CHALLENGE → Select every line below containing the word "text".

MATERIAL FOR THIS TASK →
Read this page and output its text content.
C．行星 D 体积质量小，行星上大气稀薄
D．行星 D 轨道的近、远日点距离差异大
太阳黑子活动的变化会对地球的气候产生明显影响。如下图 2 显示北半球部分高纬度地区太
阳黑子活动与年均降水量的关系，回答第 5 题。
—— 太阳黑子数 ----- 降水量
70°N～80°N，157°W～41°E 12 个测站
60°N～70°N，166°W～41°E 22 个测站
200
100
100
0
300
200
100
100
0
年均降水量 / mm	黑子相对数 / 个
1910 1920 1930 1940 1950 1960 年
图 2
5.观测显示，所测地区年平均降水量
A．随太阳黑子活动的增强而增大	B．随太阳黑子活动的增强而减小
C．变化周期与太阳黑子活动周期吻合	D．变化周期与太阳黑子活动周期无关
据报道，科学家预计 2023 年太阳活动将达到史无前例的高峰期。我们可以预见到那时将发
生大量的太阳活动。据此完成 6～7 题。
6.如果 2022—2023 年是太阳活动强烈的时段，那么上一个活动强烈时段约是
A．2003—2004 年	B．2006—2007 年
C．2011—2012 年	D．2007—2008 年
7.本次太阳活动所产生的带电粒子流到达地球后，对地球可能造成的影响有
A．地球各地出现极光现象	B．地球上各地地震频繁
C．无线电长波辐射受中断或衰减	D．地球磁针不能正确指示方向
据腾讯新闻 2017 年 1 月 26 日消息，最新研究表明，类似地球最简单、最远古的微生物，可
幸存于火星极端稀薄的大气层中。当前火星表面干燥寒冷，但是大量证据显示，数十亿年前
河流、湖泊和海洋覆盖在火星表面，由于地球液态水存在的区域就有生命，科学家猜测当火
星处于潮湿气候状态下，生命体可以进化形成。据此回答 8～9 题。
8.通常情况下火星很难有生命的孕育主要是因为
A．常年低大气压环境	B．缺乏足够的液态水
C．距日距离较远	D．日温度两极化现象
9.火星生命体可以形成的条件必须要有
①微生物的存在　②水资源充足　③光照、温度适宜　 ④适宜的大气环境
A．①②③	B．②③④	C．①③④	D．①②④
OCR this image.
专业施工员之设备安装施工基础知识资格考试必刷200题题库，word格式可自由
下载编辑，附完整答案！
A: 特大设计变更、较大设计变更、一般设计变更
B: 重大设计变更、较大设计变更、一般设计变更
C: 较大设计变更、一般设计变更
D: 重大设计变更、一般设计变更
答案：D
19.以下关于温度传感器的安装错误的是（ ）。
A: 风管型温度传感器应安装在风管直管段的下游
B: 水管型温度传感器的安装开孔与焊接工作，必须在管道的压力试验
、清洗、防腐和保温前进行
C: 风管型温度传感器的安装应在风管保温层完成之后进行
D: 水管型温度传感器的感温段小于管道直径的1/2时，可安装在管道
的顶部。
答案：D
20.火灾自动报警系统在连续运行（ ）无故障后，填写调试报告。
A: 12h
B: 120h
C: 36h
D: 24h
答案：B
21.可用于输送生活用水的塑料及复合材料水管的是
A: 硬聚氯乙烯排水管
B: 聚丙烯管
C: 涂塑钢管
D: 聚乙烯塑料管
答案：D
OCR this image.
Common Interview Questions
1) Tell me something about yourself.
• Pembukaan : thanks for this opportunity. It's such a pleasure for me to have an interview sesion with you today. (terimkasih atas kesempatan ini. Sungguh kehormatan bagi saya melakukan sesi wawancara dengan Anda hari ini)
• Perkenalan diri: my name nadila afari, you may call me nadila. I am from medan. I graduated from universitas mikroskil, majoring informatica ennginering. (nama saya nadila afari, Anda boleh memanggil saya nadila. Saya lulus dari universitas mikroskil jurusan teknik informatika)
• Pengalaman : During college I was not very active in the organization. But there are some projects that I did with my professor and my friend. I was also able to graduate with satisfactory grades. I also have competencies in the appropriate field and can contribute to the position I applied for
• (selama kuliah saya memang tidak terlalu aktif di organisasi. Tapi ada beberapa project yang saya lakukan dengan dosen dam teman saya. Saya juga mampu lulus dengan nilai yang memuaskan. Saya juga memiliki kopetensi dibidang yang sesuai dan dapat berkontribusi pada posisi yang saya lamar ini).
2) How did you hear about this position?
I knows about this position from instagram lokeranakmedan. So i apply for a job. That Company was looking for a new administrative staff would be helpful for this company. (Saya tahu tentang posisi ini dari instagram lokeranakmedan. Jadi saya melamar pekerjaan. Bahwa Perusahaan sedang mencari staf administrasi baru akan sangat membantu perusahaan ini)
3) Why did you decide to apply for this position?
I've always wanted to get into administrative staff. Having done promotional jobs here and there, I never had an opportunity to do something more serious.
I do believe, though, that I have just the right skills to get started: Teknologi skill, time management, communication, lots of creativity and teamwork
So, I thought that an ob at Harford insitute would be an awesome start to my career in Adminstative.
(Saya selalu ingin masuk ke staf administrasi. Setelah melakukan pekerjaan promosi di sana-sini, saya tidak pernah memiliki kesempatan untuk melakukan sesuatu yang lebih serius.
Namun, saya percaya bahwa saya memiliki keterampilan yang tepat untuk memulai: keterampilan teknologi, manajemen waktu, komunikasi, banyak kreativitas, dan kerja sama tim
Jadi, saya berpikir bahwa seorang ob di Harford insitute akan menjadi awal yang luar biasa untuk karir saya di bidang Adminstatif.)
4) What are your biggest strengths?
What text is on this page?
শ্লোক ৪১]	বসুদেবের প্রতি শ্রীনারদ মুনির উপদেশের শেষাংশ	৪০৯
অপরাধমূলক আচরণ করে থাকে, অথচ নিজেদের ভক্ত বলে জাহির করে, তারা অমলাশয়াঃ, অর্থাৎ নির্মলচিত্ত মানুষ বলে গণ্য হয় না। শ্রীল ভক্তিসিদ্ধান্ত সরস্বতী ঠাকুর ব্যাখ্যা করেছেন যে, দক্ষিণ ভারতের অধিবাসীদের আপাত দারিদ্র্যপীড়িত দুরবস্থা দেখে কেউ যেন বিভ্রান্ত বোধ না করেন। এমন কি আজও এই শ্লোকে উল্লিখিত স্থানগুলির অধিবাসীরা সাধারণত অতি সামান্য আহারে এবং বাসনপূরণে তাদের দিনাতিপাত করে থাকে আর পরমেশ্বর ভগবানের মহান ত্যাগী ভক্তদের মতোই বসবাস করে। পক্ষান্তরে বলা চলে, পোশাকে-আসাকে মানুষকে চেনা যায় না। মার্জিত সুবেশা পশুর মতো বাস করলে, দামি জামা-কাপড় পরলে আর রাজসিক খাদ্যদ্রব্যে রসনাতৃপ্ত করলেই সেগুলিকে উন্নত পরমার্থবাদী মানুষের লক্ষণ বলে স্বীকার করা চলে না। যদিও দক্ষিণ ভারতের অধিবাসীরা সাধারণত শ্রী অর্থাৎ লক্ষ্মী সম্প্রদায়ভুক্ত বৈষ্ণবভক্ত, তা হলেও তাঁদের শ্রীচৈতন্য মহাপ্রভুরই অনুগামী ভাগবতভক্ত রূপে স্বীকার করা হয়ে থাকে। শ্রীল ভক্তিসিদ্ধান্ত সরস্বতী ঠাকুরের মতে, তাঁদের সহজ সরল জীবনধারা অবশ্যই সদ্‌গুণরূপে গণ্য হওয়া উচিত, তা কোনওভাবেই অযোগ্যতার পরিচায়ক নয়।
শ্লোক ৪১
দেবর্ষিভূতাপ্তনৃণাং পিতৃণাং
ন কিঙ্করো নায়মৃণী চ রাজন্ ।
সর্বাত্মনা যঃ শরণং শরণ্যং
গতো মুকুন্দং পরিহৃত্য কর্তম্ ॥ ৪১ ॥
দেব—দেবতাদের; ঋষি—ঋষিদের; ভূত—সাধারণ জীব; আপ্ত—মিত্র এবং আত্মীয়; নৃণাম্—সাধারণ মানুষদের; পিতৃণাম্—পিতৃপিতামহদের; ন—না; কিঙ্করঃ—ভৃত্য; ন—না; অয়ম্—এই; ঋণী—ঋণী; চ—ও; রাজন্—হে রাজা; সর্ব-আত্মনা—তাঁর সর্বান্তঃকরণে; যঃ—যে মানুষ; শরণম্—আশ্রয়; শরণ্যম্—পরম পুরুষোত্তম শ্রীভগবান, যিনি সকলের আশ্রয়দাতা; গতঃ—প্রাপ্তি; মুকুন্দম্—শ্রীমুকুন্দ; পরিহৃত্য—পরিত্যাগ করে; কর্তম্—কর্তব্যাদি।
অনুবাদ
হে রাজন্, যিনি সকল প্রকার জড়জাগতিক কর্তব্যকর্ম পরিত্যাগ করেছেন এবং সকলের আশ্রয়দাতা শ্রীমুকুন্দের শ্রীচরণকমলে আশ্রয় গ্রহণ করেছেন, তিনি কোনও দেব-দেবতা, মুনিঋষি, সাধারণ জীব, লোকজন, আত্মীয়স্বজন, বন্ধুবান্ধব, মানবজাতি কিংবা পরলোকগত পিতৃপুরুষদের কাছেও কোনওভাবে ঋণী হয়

OUTPUT OF THE TASK →
Read this page and output its text content.
What text is on this page?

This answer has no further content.